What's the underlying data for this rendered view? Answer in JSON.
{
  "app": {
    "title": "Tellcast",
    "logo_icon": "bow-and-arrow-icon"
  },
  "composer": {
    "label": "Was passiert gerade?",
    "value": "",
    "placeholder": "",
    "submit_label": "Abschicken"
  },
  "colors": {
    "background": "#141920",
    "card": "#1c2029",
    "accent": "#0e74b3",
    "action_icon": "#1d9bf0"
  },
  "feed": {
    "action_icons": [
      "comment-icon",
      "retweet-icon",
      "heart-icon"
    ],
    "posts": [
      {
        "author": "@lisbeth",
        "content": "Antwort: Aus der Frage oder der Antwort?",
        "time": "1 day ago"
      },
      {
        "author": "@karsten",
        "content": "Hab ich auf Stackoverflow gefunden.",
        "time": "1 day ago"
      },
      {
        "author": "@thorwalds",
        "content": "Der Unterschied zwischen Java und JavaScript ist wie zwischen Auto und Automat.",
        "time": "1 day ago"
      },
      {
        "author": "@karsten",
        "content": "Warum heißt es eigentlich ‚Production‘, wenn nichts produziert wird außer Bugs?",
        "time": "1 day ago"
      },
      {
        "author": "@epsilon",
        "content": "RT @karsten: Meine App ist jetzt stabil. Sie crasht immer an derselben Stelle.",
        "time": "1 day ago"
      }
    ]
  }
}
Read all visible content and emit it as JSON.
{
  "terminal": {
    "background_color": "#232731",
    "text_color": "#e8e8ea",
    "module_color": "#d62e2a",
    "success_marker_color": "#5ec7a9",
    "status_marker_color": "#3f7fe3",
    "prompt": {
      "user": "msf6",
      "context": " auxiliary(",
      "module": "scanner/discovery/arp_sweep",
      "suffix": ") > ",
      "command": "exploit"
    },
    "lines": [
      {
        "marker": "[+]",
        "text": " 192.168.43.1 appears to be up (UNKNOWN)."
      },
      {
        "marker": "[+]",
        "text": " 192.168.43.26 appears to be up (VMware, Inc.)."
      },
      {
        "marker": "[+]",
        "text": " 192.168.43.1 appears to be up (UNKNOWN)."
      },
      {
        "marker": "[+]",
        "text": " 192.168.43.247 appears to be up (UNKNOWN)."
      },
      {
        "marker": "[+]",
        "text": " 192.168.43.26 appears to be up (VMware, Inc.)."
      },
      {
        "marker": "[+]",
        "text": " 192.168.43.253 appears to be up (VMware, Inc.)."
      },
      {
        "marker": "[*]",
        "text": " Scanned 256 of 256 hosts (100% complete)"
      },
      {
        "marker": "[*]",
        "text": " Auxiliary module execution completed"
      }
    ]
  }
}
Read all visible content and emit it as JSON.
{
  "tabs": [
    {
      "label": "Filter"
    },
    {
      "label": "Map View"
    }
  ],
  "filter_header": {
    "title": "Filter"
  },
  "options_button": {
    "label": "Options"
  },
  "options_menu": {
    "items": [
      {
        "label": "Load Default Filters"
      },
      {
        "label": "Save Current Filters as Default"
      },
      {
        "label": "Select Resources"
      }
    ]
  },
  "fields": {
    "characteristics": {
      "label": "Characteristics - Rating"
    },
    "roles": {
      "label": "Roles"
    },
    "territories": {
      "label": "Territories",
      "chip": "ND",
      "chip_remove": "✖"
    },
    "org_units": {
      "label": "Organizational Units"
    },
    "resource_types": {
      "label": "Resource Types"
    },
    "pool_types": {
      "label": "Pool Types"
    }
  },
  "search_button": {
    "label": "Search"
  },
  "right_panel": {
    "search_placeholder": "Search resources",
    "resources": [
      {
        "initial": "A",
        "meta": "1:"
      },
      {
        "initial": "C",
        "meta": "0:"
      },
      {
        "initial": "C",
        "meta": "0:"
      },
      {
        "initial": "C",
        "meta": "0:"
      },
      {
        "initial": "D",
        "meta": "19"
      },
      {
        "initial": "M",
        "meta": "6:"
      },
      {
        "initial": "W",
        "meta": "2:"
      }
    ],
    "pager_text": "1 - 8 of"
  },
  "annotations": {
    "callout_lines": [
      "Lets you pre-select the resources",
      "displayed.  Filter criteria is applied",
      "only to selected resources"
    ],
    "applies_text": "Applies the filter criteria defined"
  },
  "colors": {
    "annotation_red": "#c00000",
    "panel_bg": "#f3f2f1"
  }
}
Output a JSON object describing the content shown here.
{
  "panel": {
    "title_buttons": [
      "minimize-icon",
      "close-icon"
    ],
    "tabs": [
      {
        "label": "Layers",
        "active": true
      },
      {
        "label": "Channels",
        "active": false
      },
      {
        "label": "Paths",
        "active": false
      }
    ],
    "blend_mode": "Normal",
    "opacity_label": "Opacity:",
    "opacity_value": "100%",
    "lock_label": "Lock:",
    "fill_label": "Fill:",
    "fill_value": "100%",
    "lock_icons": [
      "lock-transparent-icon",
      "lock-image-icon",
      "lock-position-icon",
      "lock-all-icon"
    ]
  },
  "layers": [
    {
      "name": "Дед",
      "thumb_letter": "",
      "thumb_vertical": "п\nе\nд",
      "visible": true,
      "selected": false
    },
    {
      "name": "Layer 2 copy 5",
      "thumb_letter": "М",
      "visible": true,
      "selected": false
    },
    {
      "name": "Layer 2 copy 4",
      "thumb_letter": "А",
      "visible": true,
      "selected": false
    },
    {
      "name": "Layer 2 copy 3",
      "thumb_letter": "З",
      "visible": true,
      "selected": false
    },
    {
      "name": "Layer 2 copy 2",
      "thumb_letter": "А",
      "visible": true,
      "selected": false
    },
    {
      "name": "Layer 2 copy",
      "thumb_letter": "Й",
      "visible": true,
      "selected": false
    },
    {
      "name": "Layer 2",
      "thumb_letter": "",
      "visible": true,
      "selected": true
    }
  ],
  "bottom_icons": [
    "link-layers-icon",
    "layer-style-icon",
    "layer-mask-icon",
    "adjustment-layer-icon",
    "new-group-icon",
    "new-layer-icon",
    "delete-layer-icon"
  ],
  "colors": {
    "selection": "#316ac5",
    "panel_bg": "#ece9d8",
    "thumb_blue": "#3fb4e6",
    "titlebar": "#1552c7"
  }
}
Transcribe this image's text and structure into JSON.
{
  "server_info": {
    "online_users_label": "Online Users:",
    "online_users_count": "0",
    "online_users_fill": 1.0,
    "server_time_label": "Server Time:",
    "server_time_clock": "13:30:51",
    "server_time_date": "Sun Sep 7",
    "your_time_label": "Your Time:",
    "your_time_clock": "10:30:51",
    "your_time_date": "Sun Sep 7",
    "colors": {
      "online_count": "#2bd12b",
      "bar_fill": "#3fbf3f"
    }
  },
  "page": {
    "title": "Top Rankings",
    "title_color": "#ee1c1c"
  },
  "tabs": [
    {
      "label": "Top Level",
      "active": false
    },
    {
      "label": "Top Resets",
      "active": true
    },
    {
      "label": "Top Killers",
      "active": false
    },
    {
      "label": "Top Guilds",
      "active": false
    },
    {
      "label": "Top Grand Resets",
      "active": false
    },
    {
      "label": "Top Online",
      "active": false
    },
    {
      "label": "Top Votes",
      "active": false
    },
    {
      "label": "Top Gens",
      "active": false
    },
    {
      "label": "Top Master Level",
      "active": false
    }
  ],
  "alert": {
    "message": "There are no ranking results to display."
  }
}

^^^^

:: INSTRUCTIONS TO FOLLOW ::
Identify and extract each line of the listing that contains "copy".

:: RESPONSE TO THE TASK ::
      "name": "Layer 2 copy 5",
      "name": "Layer 2 copy 4",
      "name": "Layer 2 copy 3",
      "name": "Layer 2 copy 2",
      "name": "Layer 2 copy",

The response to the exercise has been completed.